*What the task requires*
Count lines with the string "true" in them. State the number alone.

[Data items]
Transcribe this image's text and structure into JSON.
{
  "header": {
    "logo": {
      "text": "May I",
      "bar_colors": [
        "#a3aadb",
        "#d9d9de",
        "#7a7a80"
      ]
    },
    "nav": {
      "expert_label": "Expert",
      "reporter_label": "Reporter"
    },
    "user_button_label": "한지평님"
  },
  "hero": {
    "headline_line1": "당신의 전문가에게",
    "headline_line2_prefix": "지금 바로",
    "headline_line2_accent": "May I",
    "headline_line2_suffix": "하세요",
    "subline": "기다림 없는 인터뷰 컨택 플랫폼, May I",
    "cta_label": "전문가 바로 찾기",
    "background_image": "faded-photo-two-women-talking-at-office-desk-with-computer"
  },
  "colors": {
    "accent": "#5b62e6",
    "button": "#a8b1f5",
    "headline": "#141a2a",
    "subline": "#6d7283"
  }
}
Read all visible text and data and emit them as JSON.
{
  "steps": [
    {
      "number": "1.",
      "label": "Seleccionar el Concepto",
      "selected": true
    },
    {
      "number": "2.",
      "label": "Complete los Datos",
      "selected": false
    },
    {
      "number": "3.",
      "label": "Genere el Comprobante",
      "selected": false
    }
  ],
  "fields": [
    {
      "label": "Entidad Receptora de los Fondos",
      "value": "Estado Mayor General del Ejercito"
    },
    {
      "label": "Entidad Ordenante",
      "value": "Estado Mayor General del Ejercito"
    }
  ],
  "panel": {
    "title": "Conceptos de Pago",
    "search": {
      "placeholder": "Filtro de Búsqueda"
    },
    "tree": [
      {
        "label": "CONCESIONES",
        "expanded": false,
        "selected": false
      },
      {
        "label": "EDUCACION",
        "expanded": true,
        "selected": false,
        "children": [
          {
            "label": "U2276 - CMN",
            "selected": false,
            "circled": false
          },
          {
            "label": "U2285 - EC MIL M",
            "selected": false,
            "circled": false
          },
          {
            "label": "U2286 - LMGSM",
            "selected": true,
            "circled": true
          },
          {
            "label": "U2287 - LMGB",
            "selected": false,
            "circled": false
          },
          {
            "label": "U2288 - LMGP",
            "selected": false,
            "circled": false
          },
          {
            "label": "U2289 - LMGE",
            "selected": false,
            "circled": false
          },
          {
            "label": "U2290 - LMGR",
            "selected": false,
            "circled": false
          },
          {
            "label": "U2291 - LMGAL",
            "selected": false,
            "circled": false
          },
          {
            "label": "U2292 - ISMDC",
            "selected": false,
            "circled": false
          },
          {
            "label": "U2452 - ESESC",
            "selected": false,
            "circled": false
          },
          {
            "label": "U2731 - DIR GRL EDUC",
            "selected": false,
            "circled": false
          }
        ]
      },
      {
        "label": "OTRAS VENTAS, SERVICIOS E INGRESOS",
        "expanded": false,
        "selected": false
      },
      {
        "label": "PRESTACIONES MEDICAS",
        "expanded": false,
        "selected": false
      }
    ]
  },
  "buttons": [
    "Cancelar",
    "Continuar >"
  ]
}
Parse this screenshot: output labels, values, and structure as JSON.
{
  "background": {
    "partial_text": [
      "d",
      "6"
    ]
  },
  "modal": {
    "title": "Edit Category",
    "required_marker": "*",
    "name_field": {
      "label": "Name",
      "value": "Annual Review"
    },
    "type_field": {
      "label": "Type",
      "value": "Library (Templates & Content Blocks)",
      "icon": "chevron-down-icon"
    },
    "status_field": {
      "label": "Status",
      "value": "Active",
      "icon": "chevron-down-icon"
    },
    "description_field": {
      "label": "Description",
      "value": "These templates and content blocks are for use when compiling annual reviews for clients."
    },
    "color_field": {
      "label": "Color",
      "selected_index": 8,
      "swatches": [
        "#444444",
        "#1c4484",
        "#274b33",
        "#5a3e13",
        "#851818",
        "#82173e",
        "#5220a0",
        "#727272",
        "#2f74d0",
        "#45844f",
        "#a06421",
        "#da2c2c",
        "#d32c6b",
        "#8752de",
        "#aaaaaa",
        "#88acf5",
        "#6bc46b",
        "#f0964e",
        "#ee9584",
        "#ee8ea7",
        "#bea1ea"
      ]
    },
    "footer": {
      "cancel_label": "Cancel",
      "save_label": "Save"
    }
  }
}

*Response to the task*
4